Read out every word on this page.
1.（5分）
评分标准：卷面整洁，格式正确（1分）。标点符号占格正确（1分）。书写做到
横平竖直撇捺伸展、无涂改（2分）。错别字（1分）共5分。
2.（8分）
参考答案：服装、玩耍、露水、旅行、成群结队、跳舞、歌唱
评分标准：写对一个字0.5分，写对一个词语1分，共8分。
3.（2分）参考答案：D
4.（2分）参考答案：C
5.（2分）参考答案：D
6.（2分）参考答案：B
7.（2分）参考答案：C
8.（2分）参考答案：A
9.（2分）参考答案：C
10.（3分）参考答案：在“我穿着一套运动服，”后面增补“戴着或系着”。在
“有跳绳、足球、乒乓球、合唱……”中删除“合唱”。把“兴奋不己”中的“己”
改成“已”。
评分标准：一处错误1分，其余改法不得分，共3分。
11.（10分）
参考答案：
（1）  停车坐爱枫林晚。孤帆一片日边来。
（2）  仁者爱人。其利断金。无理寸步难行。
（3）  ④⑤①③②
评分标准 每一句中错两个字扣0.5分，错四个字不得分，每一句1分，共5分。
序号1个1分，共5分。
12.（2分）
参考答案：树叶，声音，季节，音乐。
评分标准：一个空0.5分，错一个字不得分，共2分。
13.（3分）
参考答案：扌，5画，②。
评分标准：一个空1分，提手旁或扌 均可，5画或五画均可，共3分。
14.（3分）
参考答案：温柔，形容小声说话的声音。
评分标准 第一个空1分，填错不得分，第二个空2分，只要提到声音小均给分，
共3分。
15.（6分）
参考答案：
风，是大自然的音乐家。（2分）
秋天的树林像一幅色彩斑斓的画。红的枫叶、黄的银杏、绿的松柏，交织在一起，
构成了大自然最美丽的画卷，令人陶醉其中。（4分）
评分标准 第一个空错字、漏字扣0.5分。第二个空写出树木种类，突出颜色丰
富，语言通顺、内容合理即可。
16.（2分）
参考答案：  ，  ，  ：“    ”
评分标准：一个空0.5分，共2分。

#####

» TO BE DONE: All lines that include "评分标准" are to be gathered and copied.

» CORRECT RESPONSE:
评分标准：卷面整洁，格式正确（1分）。标点符号占格正确（1分）。书写做到
评分标准：写对一个字0.5分，写对一个词语1分，共8分。
评分标准：一处错误1分，其余改法不得分，共3分。
评分标准 每一句中错两个字扣0.5分，错四个字不得分，每一句1分，共5分。
评分标准：一个空0.5分，错一个字不得分，共2分。
评分标准：一个空1分，提手旁或扌 均可，5画或五画均可，共3分。
评分标准 第一个空1分，填错不得分，第二个空2分，只要提到声音小均给分，
评分标准 第一个空错字、漏字扣0.5分。第二个空写出树木种类，突出颜色丰
评分标准：一个空0.5分，共2分。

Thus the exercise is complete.